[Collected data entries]
-- BEGIN --
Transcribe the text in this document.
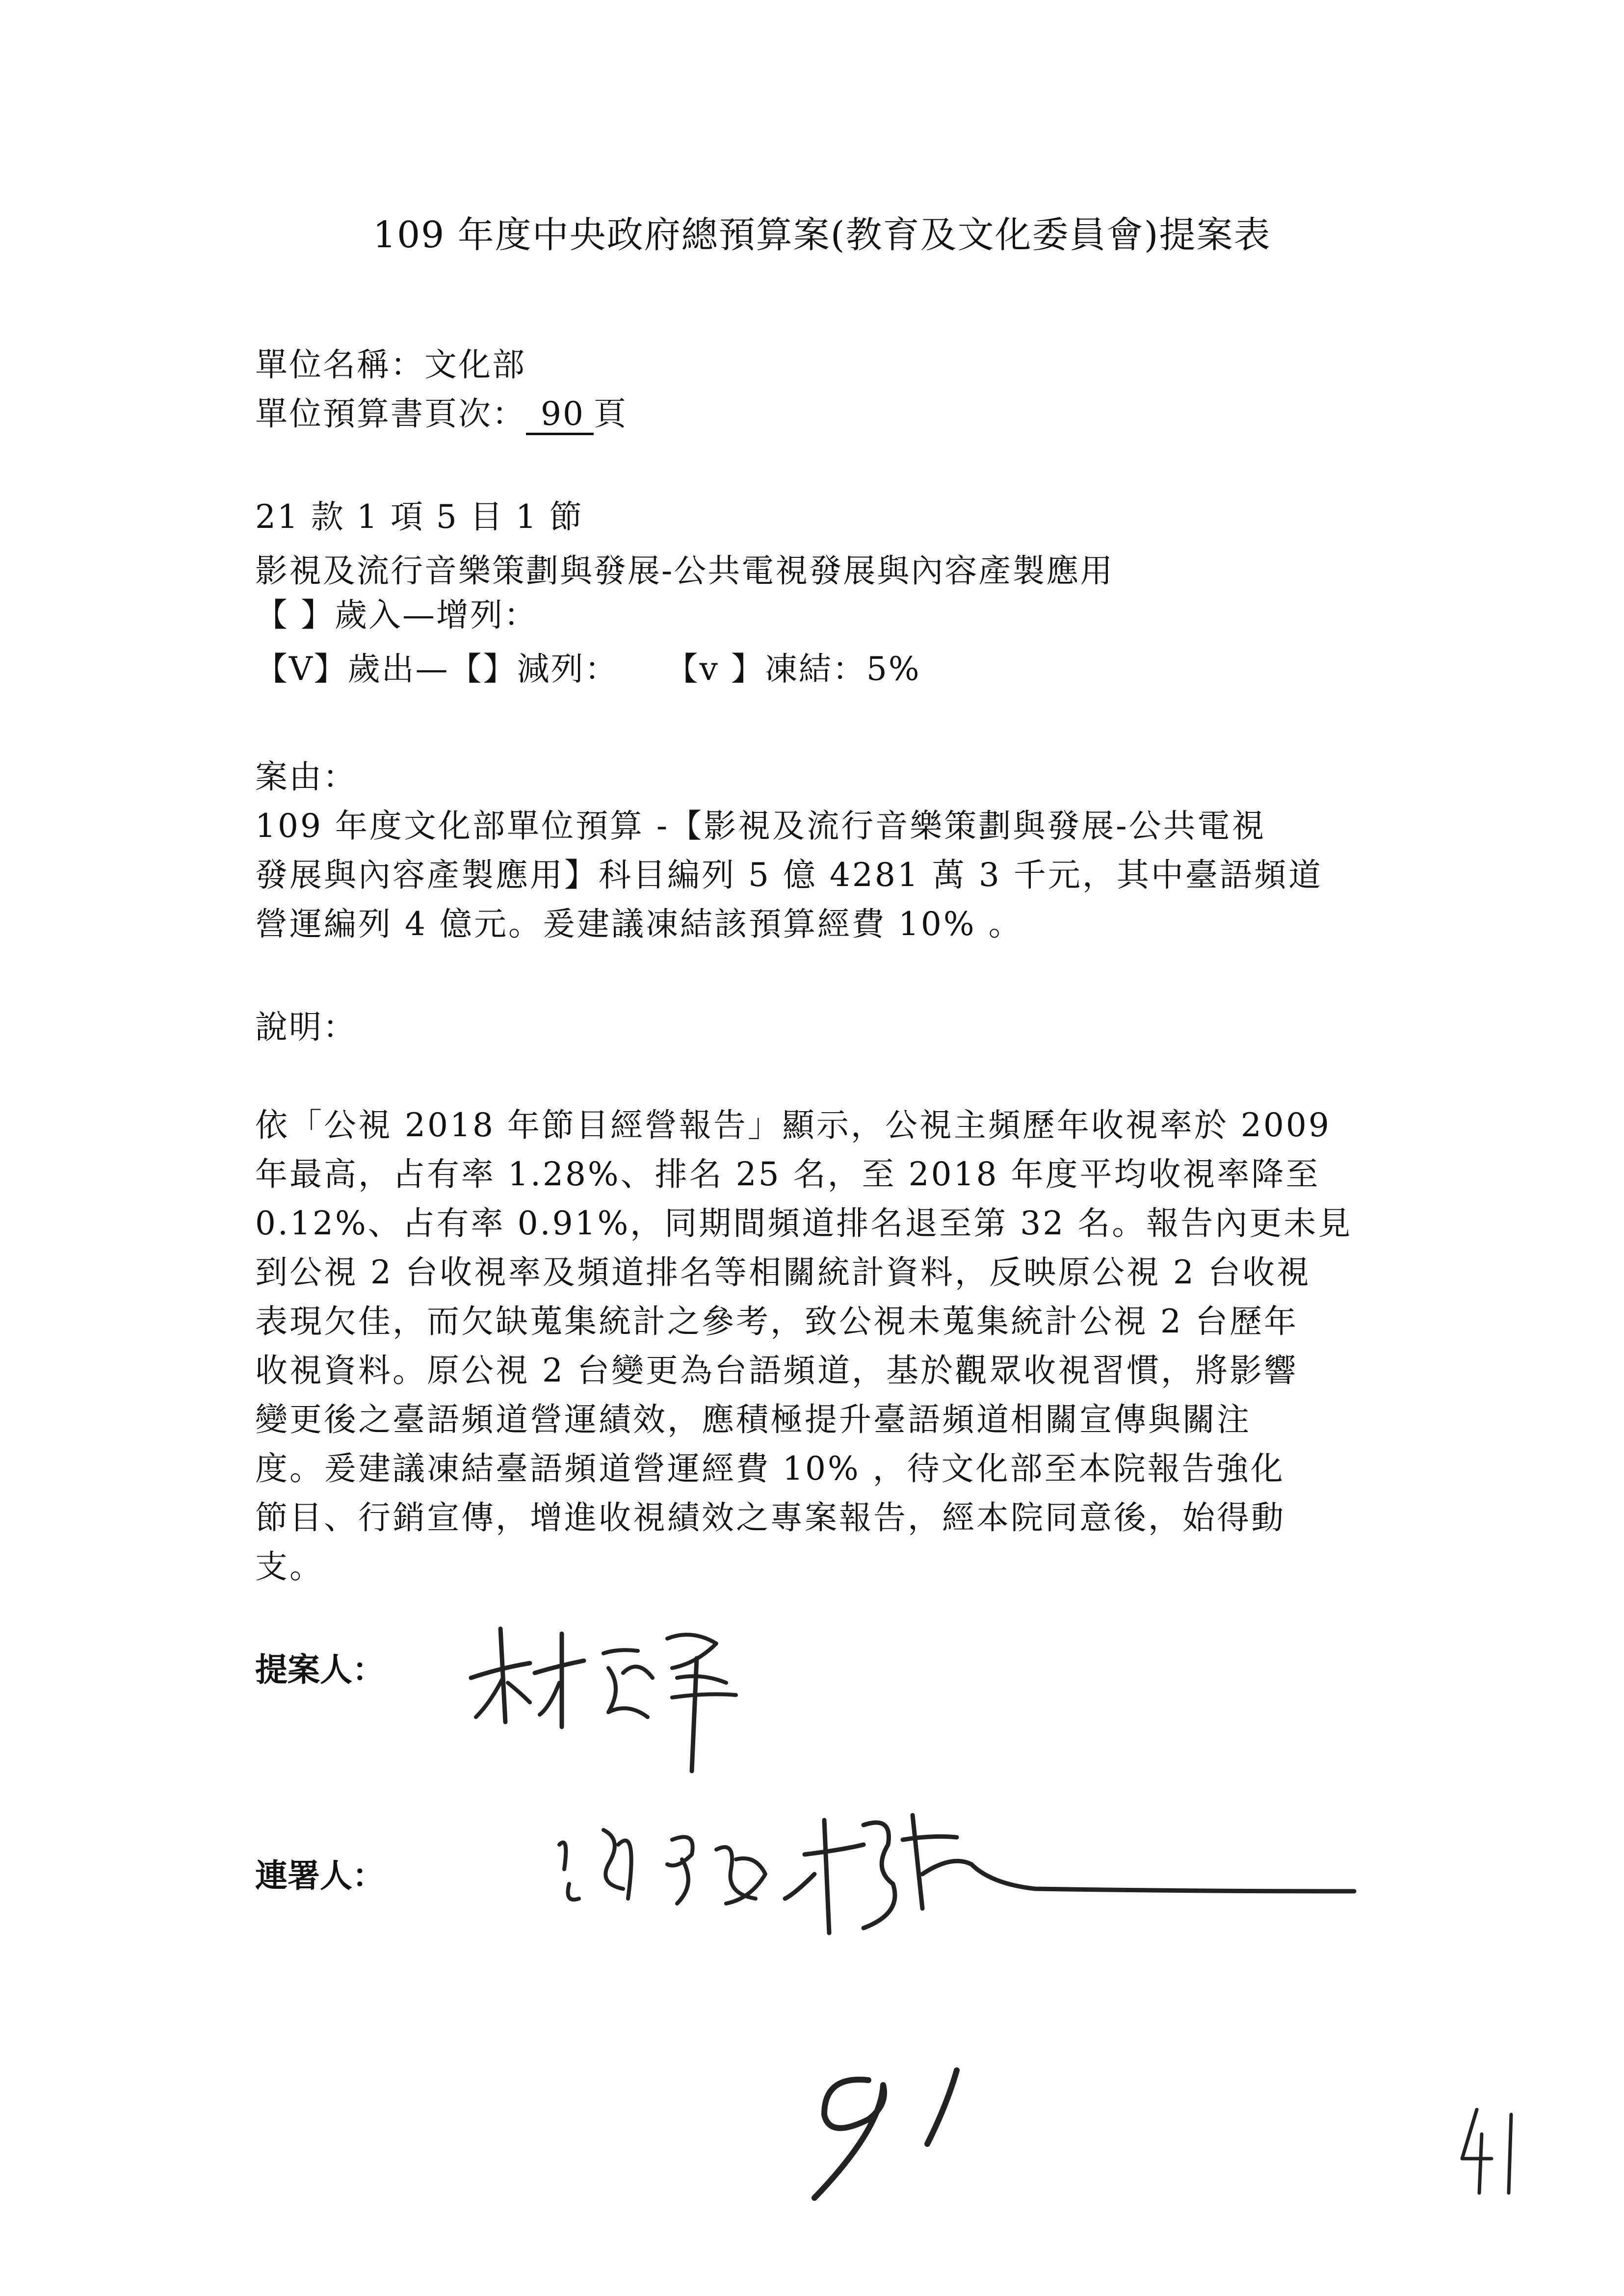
109 年度中央政府總預算案(教育及文化委員會)提案表
單位名稱：文化部
單位預算書頁次： 90 頁
21 款 1 項 5 目 1 節
影視及流行音樂策劃與發展-公共電視發展與內容產製應用
【 】歲入—增列：
【V】歲出—【】減列：    【v 】凍結：5%
案由：
109 年度文化部單位預算 -【影視及流行音樂策劃與發展-公共電視
發展與內容產製應用】科目編列 5 億 4281 萬 3 千元，其中臺語頻道
營運編列 4 億元。爰建議凍結該預算經費 10% 。
說明：
依「公視 2018 年節目經營報告」顯示，公視主頻歷年收視率於 2009
年最高，占有率 1.28%、排名 25 名，至 2018 年度平均收視率降至
0.12%、占有率 0.91%，同期間頻道排名退至第 32 名。報告內更未見
到公視 2 台收視率及頻道排名等相關統計資料，反映原公視 2 台收視
表現欠佳，而欠缺蒐集統計之參考，致公視未蒐集統計公視 2 台歷年
收視資料。原公視 2 台變更為台語頻道，基於觀眾收視習慣，將影響
變更後之臺語頻道營運績效，應積極提升臺語頻道相關宣傳與關注
度。爰建議凍結臺語頻道營運經費 10% ，待文化部至本院報告強化
節目、行銷宣傳，增進收視績效之專案報告，經本院同意後，始得動
支。
提案人：
連署人：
-- END --
— DESCRIPTION OF THE TASK —
Copy out all the records exactly, excluding pictures.

— SOLUTION TO THIS TASK —
Transcribe the text in this document.
109 年度中央政府總預算案(教育及文化委員會)提案表
單位名稱：文化部
單位預算書頁次： 90 頁
21 款 1 項 5 目 1 節
影視及流行音樂策劃與發展-公共電視發展與內容產製應用
【 】歲入—增列：
【V】歲出—【】減列：    【v 】凍結：5%
案由：
109 年度文化部單位預算 -【影視及流行音樂策劃與發展-公共電視
發展與內容產製應用】科目編列 5 億 4281 萬 3 千元，其中臺語頻道
營運編列 4 億元。爰建議凍結該預算經費 10% 。
說明：
依「公視 2018 年節目經營報告」顯示，公視主頻歷年收視率於 2009
年最高，占有率 1.28%、排名 25 名，至 2018 年度平均收視率降至
0.12%、占有率 0.91%，同期間頻道排名退至第 32 名。報告內更未見
到公視 2 台收視率及頻道排名等相關統計資料，反映原公視 2 台收視
表現欠佳，而欠缺蒐集統計之參考，致公視未蒐集統計公視 2 台歷年
收視資料。原公視 2 台變更為台語頻道，基於觀眾收視習慣，將影響
變更後之臺語頻道營運績效，應積極提升臺語頻道相關宣傳與關注
度。爰建議凍結臺語頻道營運經費 10% ，待文化部至本院報告強化
節目、行銷宣傳，增進收視績效之專案報告，經本院同意後，始得動
支。
提案人：
連署人：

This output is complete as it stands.